--- DATA FOR THIS EXERCISE ---

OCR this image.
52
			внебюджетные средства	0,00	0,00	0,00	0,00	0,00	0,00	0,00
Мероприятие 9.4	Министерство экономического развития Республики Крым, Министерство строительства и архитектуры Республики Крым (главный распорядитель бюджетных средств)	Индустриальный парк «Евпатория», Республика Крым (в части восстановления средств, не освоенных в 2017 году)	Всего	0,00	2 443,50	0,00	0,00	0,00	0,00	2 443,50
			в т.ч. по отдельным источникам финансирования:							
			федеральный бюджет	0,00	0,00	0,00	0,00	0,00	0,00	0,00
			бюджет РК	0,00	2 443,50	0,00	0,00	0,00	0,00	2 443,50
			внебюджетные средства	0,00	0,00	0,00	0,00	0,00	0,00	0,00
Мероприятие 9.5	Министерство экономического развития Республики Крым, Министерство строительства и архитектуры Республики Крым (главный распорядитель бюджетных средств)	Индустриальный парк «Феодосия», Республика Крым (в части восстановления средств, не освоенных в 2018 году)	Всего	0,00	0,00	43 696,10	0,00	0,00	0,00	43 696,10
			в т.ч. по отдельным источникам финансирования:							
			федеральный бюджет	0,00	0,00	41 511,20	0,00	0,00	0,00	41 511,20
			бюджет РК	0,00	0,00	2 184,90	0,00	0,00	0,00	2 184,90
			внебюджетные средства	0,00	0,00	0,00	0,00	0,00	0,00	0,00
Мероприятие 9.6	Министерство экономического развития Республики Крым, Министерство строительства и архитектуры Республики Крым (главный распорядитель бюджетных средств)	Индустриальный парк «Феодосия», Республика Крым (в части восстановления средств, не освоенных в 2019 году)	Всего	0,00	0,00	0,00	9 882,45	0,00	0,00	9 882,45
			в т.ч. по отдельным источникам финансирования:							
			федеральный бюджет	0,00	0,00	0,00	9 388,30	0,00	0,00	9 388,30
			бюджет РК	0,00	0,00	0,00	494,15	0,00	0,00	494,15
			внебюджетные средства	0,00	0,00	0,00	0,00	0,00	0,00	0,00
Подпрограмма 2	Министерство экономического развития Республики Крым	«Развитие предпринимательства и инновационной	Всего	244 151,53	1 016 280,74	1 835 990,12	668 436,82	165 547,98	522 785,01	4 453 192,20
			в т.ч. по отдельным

---

#### [WHAT THE TASK REQUIRES]
Keep only those lines of the records that hold "Индустриальный", and return them.

#### [SOLUTION TO THIS PROBLEM]
Мероприятие 9.4	Министерство экономического развития Республики Крым, Министерство строительства и архитектуры Республики Крым (главный распорядитель бюджетных средств)	Индустриальный парк «Евпатория», Республика Крым (в части восстановления средств, не освоенных в 2017 году)	Всего	0,00	2 443,50	0,00	0,00	0,00	0,00	2 443,50
Мероприятие 9.5	Министерство экономического развития Республики Крым, Министерство строительства и архитектуры Республики Крым (главный распорядитель бюджетных средств)	Индустриальный парк «Феодосия», Республика Крым (в части восстановления средств, не освоенных в 2018 году)	Всего	0,00	0,00	43 696,10	0,00	0,00	0,00	43 696,10
Мероприятие 9.6	Министерство экономического развития Республики Крым, Министерство строительства и архитектуры Республики Крым (главный распорядитель бюджетных средств)	Индустриальный парк «Феодосия», Республика Крым (в части восстановления средств, не освоенных в 2019 году)	Всего	0,00	0,00	0,00	9 882,45	0,00	0,00	9 882,45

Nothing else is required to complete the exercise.